→ REQUEST
Leave every picture out and write out the records below exactly.

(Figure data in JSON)
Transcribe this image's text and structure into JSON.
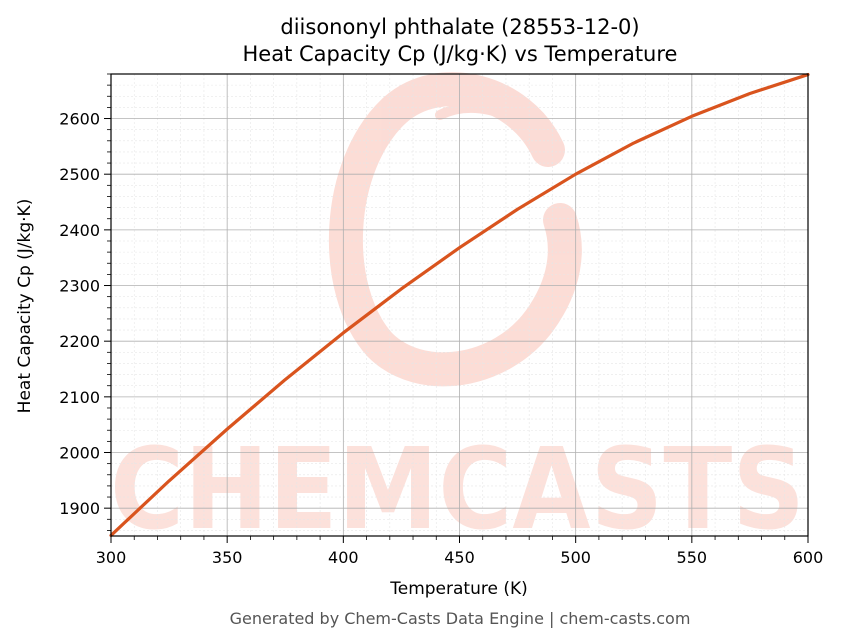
{
  "chart_data": {
    "type": "line",
    "title": "diisononyl phthalate (28553-12-0)",
    "subtitle": "Heat Capacity Cp (J/kg·K) vs Temperature",
    "xlabel": "Temperature (K)",
    "ylabel": "Heat Capacity Cp (J/kg·K)",
    "xlim": [
      300,
      600
    ],
    "ylim": [
      1850,
      2680
    ],
    "x_ticks": [
      300,
      350,
      400,
      450,
      500,
      550,
      600
    ],
    "y_ticks": [
      1900,
      2000,
      2100,
      2200,
      2300,
      2400,
      2500,
      2600
    ],
    "grid": true,
    "series": [
      {
        "color": "#d9541e",
        "x": [
          300,
          325,
          350,
          375,
          400,
          425,
          450,
          475,
          500,
          525,
          550,
          575,
          600
        ],
        "y": [
          1851,
          1949,
          2042,
          2131,
          2215,
          2294,
          2368,
          2437,
          2500,
          2556,
          2604,
          2645,
          2679
        ]
      }
    ]
  },
  "watermark": {
    "text": "CHEMCASTS",
    "color": "#fbd7cf"
  },
  "footer": "Generated by Chem-Casts Data Engine | chem-casts.com"
}
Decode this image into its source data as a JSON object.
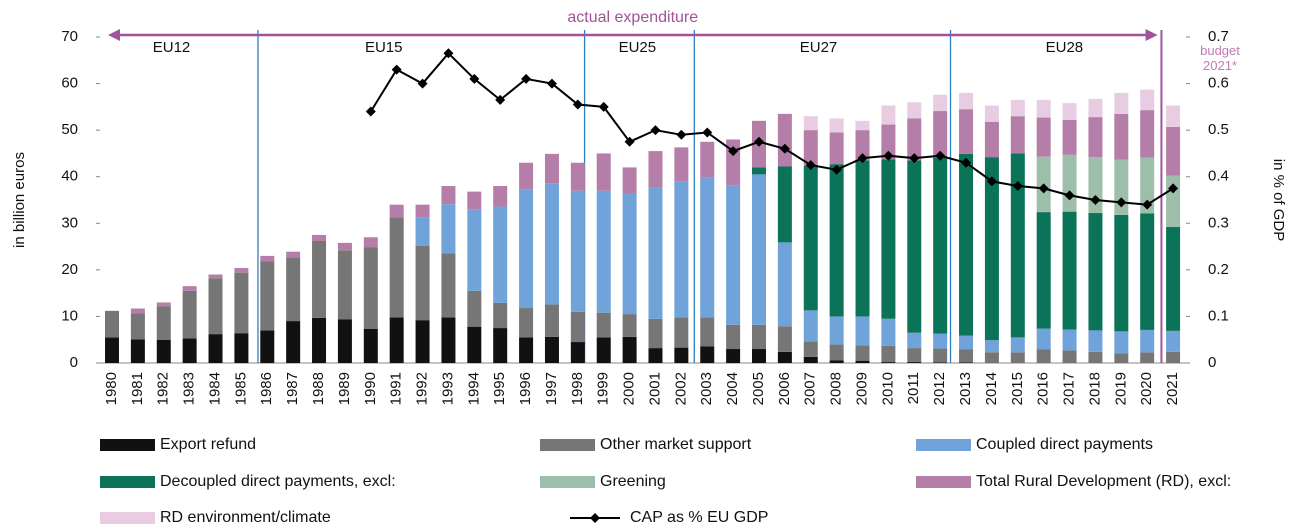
{
  "chart_data": {
    "type": "bar",
    "stacked": true,
    "ylabel": "in billion euros",
    "y2label": "in % of GDP",
    "annotations": {
      "actual": "actual expenditure",
      "budget": "budget\n2021*",
      "eras": [
        "EU12",
        "EU15",
        "EU25",
        "EU27",
        "EU28"
      ]
    },
    "categories": [
      "1980",
      "1981",
      "1982",
      "1983",
      "1984",
      "1985",
      "1986",
      "1987",
      "1988",
      "1989",
      "1990",
      "1991",
      "1992",
      "1993",
      "1994",
      "1995",
      "1996",
      "1997",
      "1998",
      "1999",
      "2000",
      "2001",
      "2002",
      "2003",
      "2004",
      "2005",
      "2006",
      "2007",
      "2008",
      "2009",
      "2010",
      "2011",
      "2012",
      "2013",
      "2014",
      "2015",
      "2016",
      "2017",
      "2018",
      "2019",
      "2020",
      "2021"
    ],
    "ylim": [
      0,
      70
    ],
    "yticks": [
      0,
      10,
      20,
      30,
      40,
      50,
      60,
      70
    ],
    "y2lim": [
      0,
      0.7
    ],
    "y2ticks": [
      0,
      0.1,
      0.2,
      0.3,
      0.4,
      0.5,
      0.6,
      0.7
    ],
    "series": [
      {
        "name": "Export refund",
        "color": "#111111",
        "values": [
          5.5,
          5.1,
          5.0,
          5.3,
          6.2,
          6.4,
          7.0,
          9.0,
          9.7,
          9.4,
          7.3,
          9.8,
          9.2,
          9.8,
          7.8,
          7.5,
          5.5,
          5.6,
          4.5,
          5.5,
          5.6,
          3.2,
          3.3,
          3.6,
          3.0,
          3.0,
          2.4,
          1.3,
          0.6,
          0.5,
          0.2,
          0.2,
          0.1,
          0.1,
          0,
          0,
          0,
          0,
          0,
          0,
          0,
          0
        ]
      },
      {
        "name": "Other market support",
        "color": "#767676",
        "values": [
          5.7,
          5.6,
          7.2,
          10.2,
          12.0,
          13.0,
          14.8,
          13.7,
          16.5,
          14.8,
          17.5,
          21.5,
          16.0,
          13.7,
          7.7,
          5.4,
          6.3,
          7.0,
          6.5,
          5.3,
          4.9,
          6.3,
          6.5,
          6.2,
          5.2,
          5.2,
          5.5,
          3.3,
          3.4,
          3.3,
          3.5,
          3.0,
          3.0,
          2.8,
          2.3,
          2.3,
          2.9,
          2.7,
          2.4,
          2.1,
          2.3,
          2.4
        ]
      },
      {
        "name": "Coupled direct payments",
        "color": "#6fa3d9",
        "values": [
          0,
          0,
          0,
          0,
          0,
          0,
          0,
          0,
          0,
          0,
          0,
          0,
          6.0,
          10.6,
          17.5,
          20.7,
          25.4,
          26.0,
          26.0,
          26.2,
          26.0,
          28.2,
          29.2,
          30.0,
          30.0,
          32.3,
          18.0,
          6.7,
          6.0,
          6.2,
          5.8,
          3.3,
          3.2,
          3.0,
          2.6,
          3.2,
          4.5,
          4.5,
          4.6,
          4.7,
          4.8,
          4.5
        ]
      },
      {
        "name": "Decoupled direct payments, excl:",
        "color": "#0a7358",
        "values": [
          0,
          0,
          0,
          0,
          0,
          0,
          0,
          0,
          0,
          0,
          0,
          0,
          0,
          0,
          0,
          0,
          0,
          0,
          0,
          0,
          0,
          0,
          0,
          0,
          0,
          1.5,
          16.3,
          31.0,
          32.7,
          33.5,
          34.2,
          37.0,
          37.8,
          39.0,
          39.3,
          39.5,
          25.0,
          25.3,
          25.2,
          25.0,
          25.0,
          22.3
        ]
      },
      {
        "name": "Greening",
        "color": "#9dbfa9",
        "values": [
          0,
          0,
          0,
          0,
          0,
          0,
          0,
          0,
          0,
          0,
          0,
          0,
          0,
          0,
          0,
          0,
          0,
          0,
          0,
          0,
          0,
          0,
          0,
          0,
          0,
          0,
          0,
          0,
          0,
          0,
          0,
          0,
          0,
          0,
          0,
          0,
          11.9,
          12.2,
          12.0,
          11.9,
          12.0,
          11.0
        ]
      },
      {
        "name": "Total Rural Development (RD), excl:",
        "color": "#b57ea8",
        "values": [
          0,
          1.0,
          0.8,
          1.0,
          0.8,
          1.0,
          1.2,
          1.2,
          1.3,
          1.6,
          2.2,
          2.7,
          2.8,
          3.9,
          3.8,
          4.4,
          5.8,
          6.3,
          6.0,
          8.0,
          5.5,
          7.8,
          7.3,
          7.7,
          9.8,
          10.0,
          11.3,
          7.7,
          6.8,
          6.5,
          7.5,
          9.0,
          10.0,
          9.6,
          7.6,
          8.0,
          8.4,
          7.5,
          8.6,
          9.8,
          10.2,
          10.5
        ]
      },
      {
        "name": "RD environment/climate",
        "color": "#e8cde2",
        "values": [
          0,
          0,
          0,
          0,
          0,
          0,
          0,
          0,
          0,
          0,
          0,
          0,
          0,
          0,
          0,
          0,
          0,
          0,
          0,
          0,
          0,
          0,
          0,
          0,
          0,
          0,
          0,
          3.0,
          3.0,
          2.0,
          4.1,
          3.5,
          3.5,
          3.5,
          3.5,
          3.5,
          3.8,
          3.6,
          3.9,
          4.5,
          4.4,
          4.6
        ]
      },
      {
        "name": "CAP as % EU GDP",
        "color": "#000000",
        "type": "line",
        "axis": "y2",
        "values": [
          null,
          null,
          null,
          null,
          null,
          null,
          null,
          null,
          null,
          null,
          0.54,
          0.63,
          0.6,
          0.665,
          0.61,
          0.565,
          0.61,
          0.6,
          0.555,
          0.55,
          0.475,
          0.5,
          0.49,
          0.495,
          0.455,
          0.475,
          0.46,
          0.425,
          0.415,
          0.44,
          0.445,
          0.44,
          0.445,
          0.43,
          0.39,
          0.38,
          0.375,
          0.36,
          0.35,
          0.345,
          0.34,
          0.375
        ]
      }
    ]
  }
}
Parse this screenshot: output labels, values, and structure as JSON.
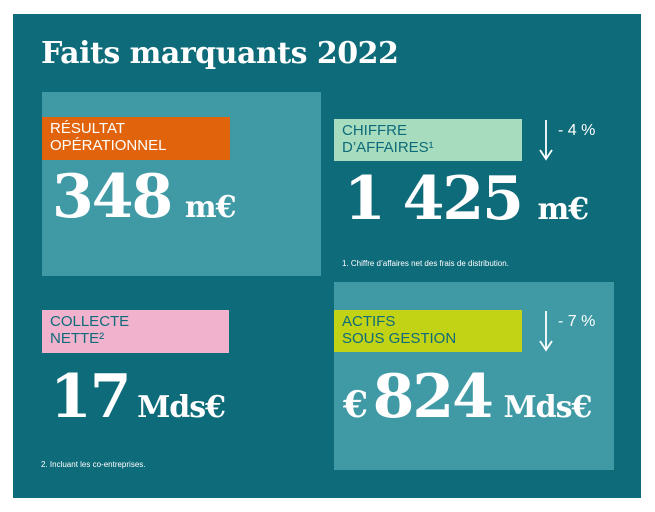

→ RESULT FOR THIS TASK
Transcribe this image's text and structure into JSON.
{
  "chart_data": {
    "type": "line",
    "title": "diisononyl phthalate (28553-12-0)",
    "subtitle": "Heat Capacity Cp (J/kg·K) vs Temperature",
    "xlabel": "Temperature (K)",
    "ylabel": "Heat Capacity Cp (J/kg·K)",
    "xlim": [
      300,
      600
    ],
    "ylim": [
      1850,
      2680
    ],
    "x_ticks": [
      300,
      350,
      400,
      450,
      500,
      550,
      600
    ],
    "y_ticks": [
      1900,
      2000,
      2100,
      2200,
      2300,
      2400,
      2500,
      2600
    ],
    "grid": true,
    "series": [
      {
        "color": "#d9541e",
        "x": [
          300,
          325,
          350,
          375,
          400,
          425,
          450,
          475,
          500,
          525,
          550,
          575,
          600
        ],
        "y": [
          1851,
          1949,
          2042,
          2131,
          2215,
          2294,
          2368,
          2437,
          2500,
          2556,
          2604,
          2645,
          2679
        ]
      }
    ]
  },
  "watermark": {
    "text": "CHEMCASTS",
    "color": "#fbd7cf"
  },
  "footer": "Generated by Chem-Casts Data Engine | chem-casts.com"
}
Decode this image into its source data as a JSON object.
{
  "chart_data": {
    "type": "bar",
    "stacked": true,
    "ylabel": "in billion euros",
    "y2label": "in % of GDP",
    "annotations": {
      "actual": "actual expenditure",
      "budget": "budget\n2021*",
      "eras": [
        "EU12",
        "EU15",
        "EU25",
        "EU27",
        "EU28"
      ]
    },
    "categories": [
      "1980",
      "1981",
      "1982",
      "1983",
      "1984",
      "1985",
      "1986",
      "1987",
      "1988",
      "1989",
      "1990",
      "1991",
      "1992",
      "1993",
      "1994",
      "1995",
      "1996",
      "1997",
      "1998",
      "1999",
      "2000",
      "2001",
      "2002",
      "2003",
      "2004",
      "2005",
      "2006",
      "2007",
      "2008",
      "2009",
      "2010",
      "2011",
      "2012",
      "2013",
      "2014",
      "2015",
      "2016",
      "2017",
      "2018",
      "2019",
      "2020",
      "2021"
    ],
    "ylim": [
      0,
      70
    ],
    "yticks": [
      0,
      10,
      20,
      30,
      40,
      50,
      60,
      70
    ],
    "y2lim": [
      0,
      0.7
    ],
    "y2ticks": [
      0,
      0.1,
      0.2,
      0.3,
      0.4,
      0.5,
      0.6,
      0.7
    ],
    "series": [
      {
        "name": "Export refund",
        "color": "#111111",
        "values": [
          5.5,
          5.1,
          5.0,
          5.3,
          6.2,
          6.4,
          7.0,
          9.0,
          9.7,
          9.4,
          7.3,
          9.8,
          9.2,
          9.8,
          7.8,
          7.5,
          5.5,
          5.6,
          4.5,
          5.5,
          5.6,
          3.2,
          3.3,
          3.6,
          3.0,
          3.0,
          2.4,
          1.3,
          0.6,
          0.5,
          0.2,
          0.2,
          0.1,
          0.1,
          0,
          0,
          0,
          0,
          0,
          0,
          0,
          0
        ]
      },
      {
        "name": "Other market support",
        "color": "#767676",
        "values": [
          5.7,
          5.6,
          7.2,
          10.2,
          12.0,
          13.0,
          14.8,
          13.7,
          16.5,
          14.8,
          17.5,
          21.5,
          16.0,
          13.7,
          7.7,
          5.4,
          6.3,
          7.0,
          6.5,
          5.3,
          4.9,
          6.3,
          6.5,
          6.2,
          5.2,
          5.2,
          5.5,
          3.3,
          3.4,
          3.3,
          3.5,
          3.0,
          3.0,
          2.8,
          2.3,
          2.3,
          2.9,
          2.7,
          2.4,
          2.1,
          2.3,
          2.4
        ]
      },
      {
        "name": "Coupled direct payments",
        "color": "#6fa3d9",
        "values": [
          0,
          0,
          0,
          0,
          0,
          0,
          0,
          0,
          0,
          0,
          0,
          0,
          6.0,
          10.6,
          17.5,
          20.7,
          25.4,
          26.0,
          26.0,
          26.2,
          26.0,
          28.2,
          29.2,
          30.0,
          30.0,
          32.3,
          18.0,
          6.7,
          6.0,
          6.2,
          5.8,
          3.3,
          3.2,
          3.0,
          2.6,
          3.2,
          4.5,
          4.5,
          4.6,
          4.7,
          4.8,
          4.5
        ]
      },
      {
        "name": "Decoupled direct payments, excl:",
        "color": "#0a7358",
        "values": [
          0,
          0,
          0,
          0,
          0,
          0,
          0,
          0,
          0,
          0,
          0,
          0,
          0,
          0,
          0,
          0,
          0,
          0,
          0,
          0,
          0,
          0,
          0,
          0,
          0,
          1.5,
          16.3,
          31.0,
          32.7,
          33.5,
          34.2,
          37.0,
          37.8,
          39.0,
          39.3,
          39.5,
          25.0,
          25.3,
          25.2,
          25.0,
          25.0,
          22.3
        ]
      },
      {
        "name": "Greening",
        "color": "#9dbfa9",
        "values": [
          0,
          0,
          0,
          0,
          0,
          0,
          0,
          0,
          0,
          0,
          0,
          0,
          0,
          0,
          0,
          0,
          0,
          0,
          0,
          0,
          0,
          0,
          0,
          0,
          0,
          0,
          0,
          0,
          0,
          0,
          0,
          0,
          0,
          0,
          0,
          0,
          11.9,
          12.2,
          12.0,
          11.9,
          12.0,
          11.0
        ]
      },
      {
        "name": "Total Rural Development (RD), excl:",
        "color": "#b57ea8",
        "values": [
          0,
          1.0,
          0.8,
          1.0,
          0.8,
          1.0,
          1.2,
          1.2,
          1.3,
          1.6,
          2.2,
          2.7,
          2.8,
          3.9,
          3.8,
          4.4,
          5.8,
          6.3,
          6.0,
          8.0,
          5.5,
          7.8,
          7.3,
          7.7,
          9.8,
          10.0,
          11.3,
          7.7,
          6.8,
          6.5,
          7.5,
          9.0,
          10.0,
          9.6,
          7.6,
          8.0,
          8.4,
          7.5,
          8.6,
          9.8,
          10.2,
          10.5
        ]
      },
      {
        "name": "RD environment/climate",
        "color": "#e8cde2",
        "values": [
          0,
          0,
          0,
          0,
          0,
          0,
          0,
          0,
          0,
          0,
          0,
          0,
          0,
          0,
          0,
          0,
          0,
          0,
          0,
          0,
          0,
          0,
          0,
          0,
          0,
          0,
          0,
          3.0,
          3.0,
          2.0,
          4.1,
          3.5,
          3.5,
          3.5,
          3.5,
          3.5,
          3.8,
          3.6,
          3.9,
          4.5,
          4.4,
          4.6
        ]
      },
      {
        "name": "CAP as % EU GDP",
        "color": "#000000",
        "type": "line",
        "axis": "y2",
        "values": [
          null,
          null,
          null,
          null,
          null,
          null,
          null,
          null,
          null,
          null,
          0.54,
          0.63,
          0.6,
          0.665,
          0.61,
          0.565,
          0.61,
          0.6,
          0.555,
          0.55,
          0.475,
          0.5,
          0.49,
          0.495,
          0.455,
          0.475,
          0.46,
          0.425,
          0.415,
          0.44,
          0.445,
          0.44,
          0.445,
          0.43,
          0.39,
          0.38,
          0.375,
          0.36,
          0.35,
          0.345,
          0.34,
          0.375
        ]
      }
    ]
  }
}
Parse this screenshot: output labels, values, and structure as JSON.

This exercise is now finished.